## Problem requirements
Seek out every line containing the word "Setter", and copy each.

Stored data
>> Begin

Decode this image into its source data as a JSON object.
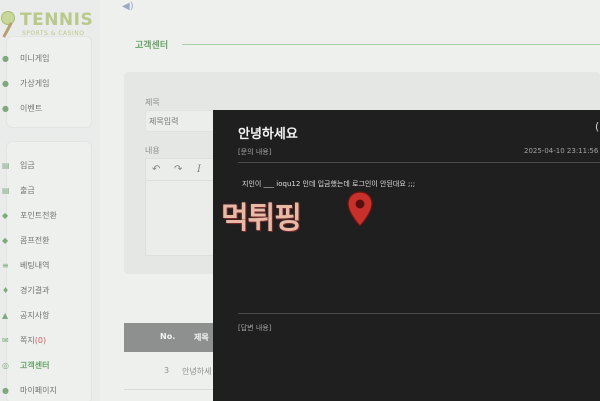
{
  "brand": {
    "name": "TENNIS",
    "tagline": "SPORTS & CASINO"
  },
  "sidebar": {
    "top_items": [
      {
        "label": "미니게임",
        "icon": "dice-icon"
      },
      {
        "label": "가상게임",
        "icon": "gamepad-icon"
      },
      {
        "label": "이벤트",
        "icon": "gift-icon"
      }
    ],
    "items": [
      {
        "label": "입금",
        "icon": "deposit-icon"
      },
      {
        "label": "출금",
        "icon": "withdraw-icon"
      },
      {
        "label": "포인트전환",
        "icon": "points-icon"
      },
      {
        "label": "콤프전환",
        "icon": "comp-icon"
      },
      {
        "label": "베팅내역",
        "icon": "list-icon"
      },
      {
        "label": "경기결과",
        "icon": "trophy-icon"
      },
      {
        "label": "공지사항",
        "icon": "notice-icon"
      },
      {
        "label": "쪽지",
        "count": "(0)",
        "icon": "mail-icon"
      },
      {
        "label": "고객센터",
        "icon": "support-icon",
        "active": true
      },
      {
        "label": "마이페이지",
        "icon": "user-icon"
      }
    ]
  },
  "main": {
    "section_title": "고객센터",
    "form": {
      "title_label": "제목",
      "title_placeholder": "제목입력",
      "content_label": "내용",
      "toolbar": {
        "undo": "↶",
        "redo": "↷",
        "italic": "I"
      }
    },
    "table": {
      "headers": {
        "no": "No.",
        "title": "제목"
      },
      "rows": [
        {
          "no": "3",
          "title": "안녕하세"
        }
      ]
    }
  },
  "modal": {
    "title": "안녕하세요",
    "inquiry_label": "[문의 내용]",
    "inquiry_date": "2025-04-10 23:11:56",
    "inquiry_body": "지인이 ___ ioqu12 인데 입금했는데 로그인이 안된대요 ;;;",
    "answer_label": "[답변 내용]",
    "close_glyph": "(",
    "close_icon": "close-icon"
  },
  "watermark": {
    "text": "먹튀핑",
    "pin_color": "#c8312b"
  },
  "colors": {
    "accent_green": "#6aa46a",
    "modal_bg": "#1f1f1f",
    "table_head": "#8e908f"
  }
}
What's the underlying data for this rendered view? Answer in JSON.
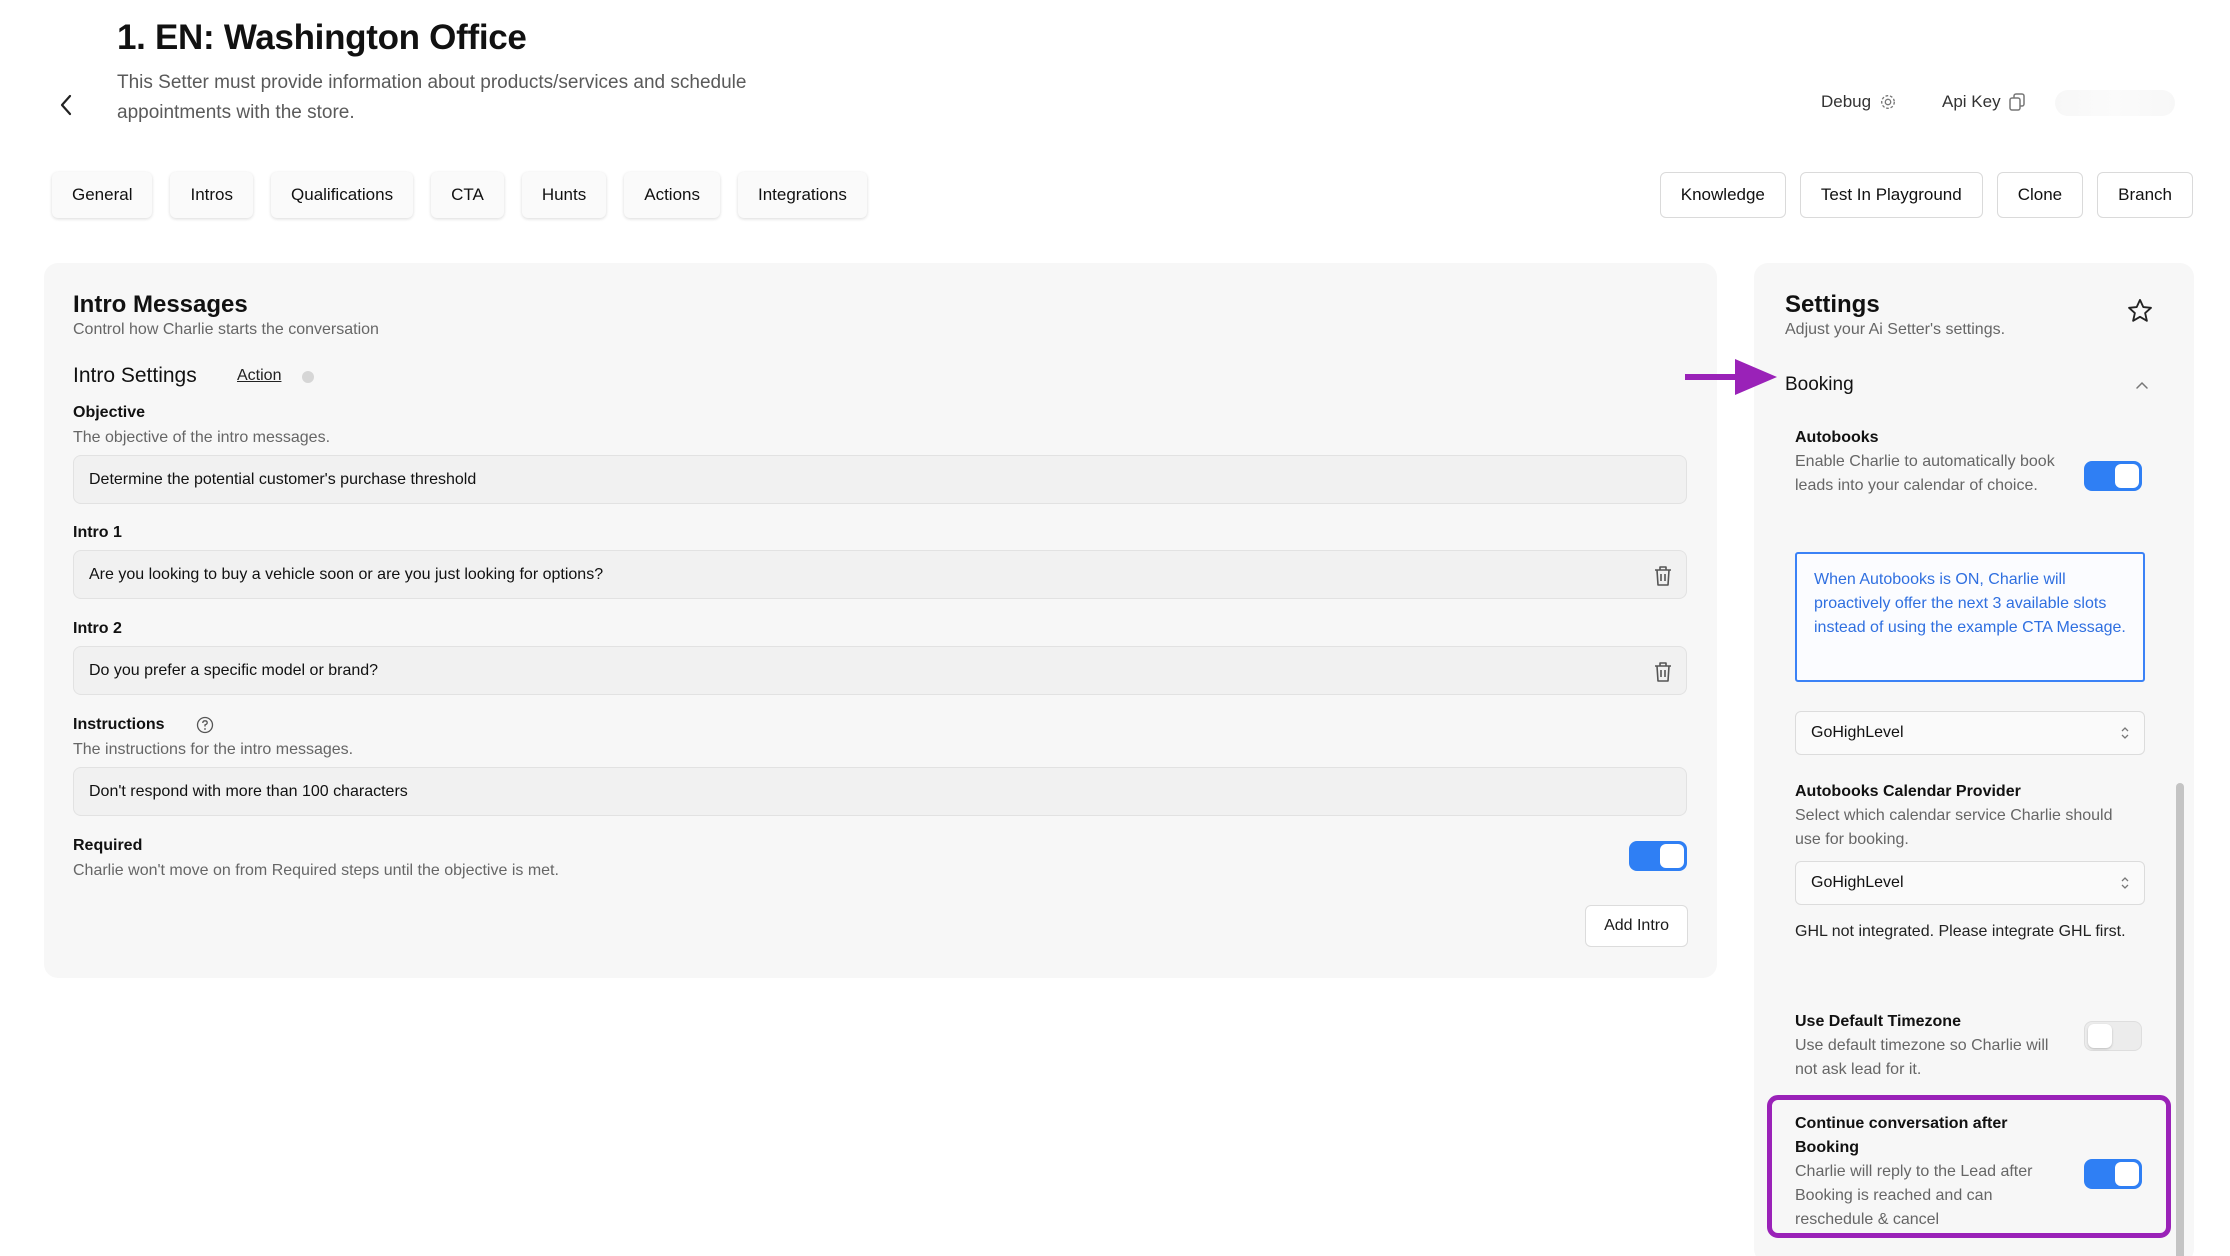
{
  "header": {
    "title": "1. EN: Washington Office",
    "description": "This Setter must provide information about products/services and schedule appointments with the store.",
    "debug_label": "Debug",
    "api_key_label": "Api Key"
  },
  "tabs": [
    "General",
    "Intros",
    "Qualifications",
    "CTA",
    "Hunts",
    "Actions",
    "Integrations"
  ],
  "toolbar": [
    "Knowledge",
    "Test In Playground",
    "Clone",
    "Branch"
  ],
  "intro_panel": {
    "title": "Intro Messages",
    "subtitle": "Control how Charlie starts the conversation",
    "settings_title": "Intro Settings",
    "action_link": "Action",
    "objective_label": "Objective",
    "objective_hint": "The objective of the intro messages.",
    "objective_value": "Determine the potential customer's purchase threshold",
    "intro1_label": "Intro 1",
    "intro1_value": "Are you looking to buy a vehicle soon or are you just looking for options?",
    "intro2_label": "Intro 2",
    "intro2_value": "Do you prefer a specific model or brand?",
    "instructions_label": "Instructions",
    "instructions_hint": "The instructions for the intro messages.",
    "instructions_value": "Don't respond with more than 100 characters",
    "required_label": "Required",
    "required_hint": "Charlie won't move on from Required steps until the objective is met.",
    "required_on": true,
    "add_intro_label": "Add Intro"
  },
  "settings_panel": {
    "title": "Settings",
    "subtitle": "Adjust your Ai Setter's settings.",
    "booking_label": "Booking",
    "autobooks_label": "Autobooks",
    "autobooks_hint": "Enable Charlie to automatically book leads into your calendar of choice.",
    "autobooks_on": true,
    "info_text": "When Autobooks is ON, Charlie will proactively offer the next 3 available slots instead of using the example CTA Message.",
    "select1_value": "GoHighLevel",
    "provider_label": "Autobooks Calendar Provider",
    "provider_hint": "Select which calendar service Charlie should use for booking.",
    "provider_value": "GoHighLevel",
    "ghl_note": "GHL not integrated. Please integrate GHL first.",
    "timezone_label": "Use Default Timezone",
    "timezone_hint": "Use default timezone so Charlie will not ask lead for it.",
    "timezone_on": false,
    "continue_label": "Continue conversation after Booking",
    "continue_hint": "Charlie will reply to the Lead after Booking is reached and can reschedule & cancel",
    "continue_on": true
  },
  "colors": {
    "accent": "#2f7ff4",
    "annotation": "#9a22b8",
    "info_text": "#2f6fe0"
  },
  "icons": [
    "chevron-left-icon",
    "gear-icon",
    "copy-icon",
    "trash-icon",
    "help-circle-icon",
    "star-icon",
    "chevron-up-icon",
    "updown-chevron-icon",
    "arrow-annotation"
  ]
}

>> End

## Full response
    "description": "This Setter must provide information about products/services and schedule appointments with the store.",
    "subtitle": "Adjust your Ai Setter's settings.",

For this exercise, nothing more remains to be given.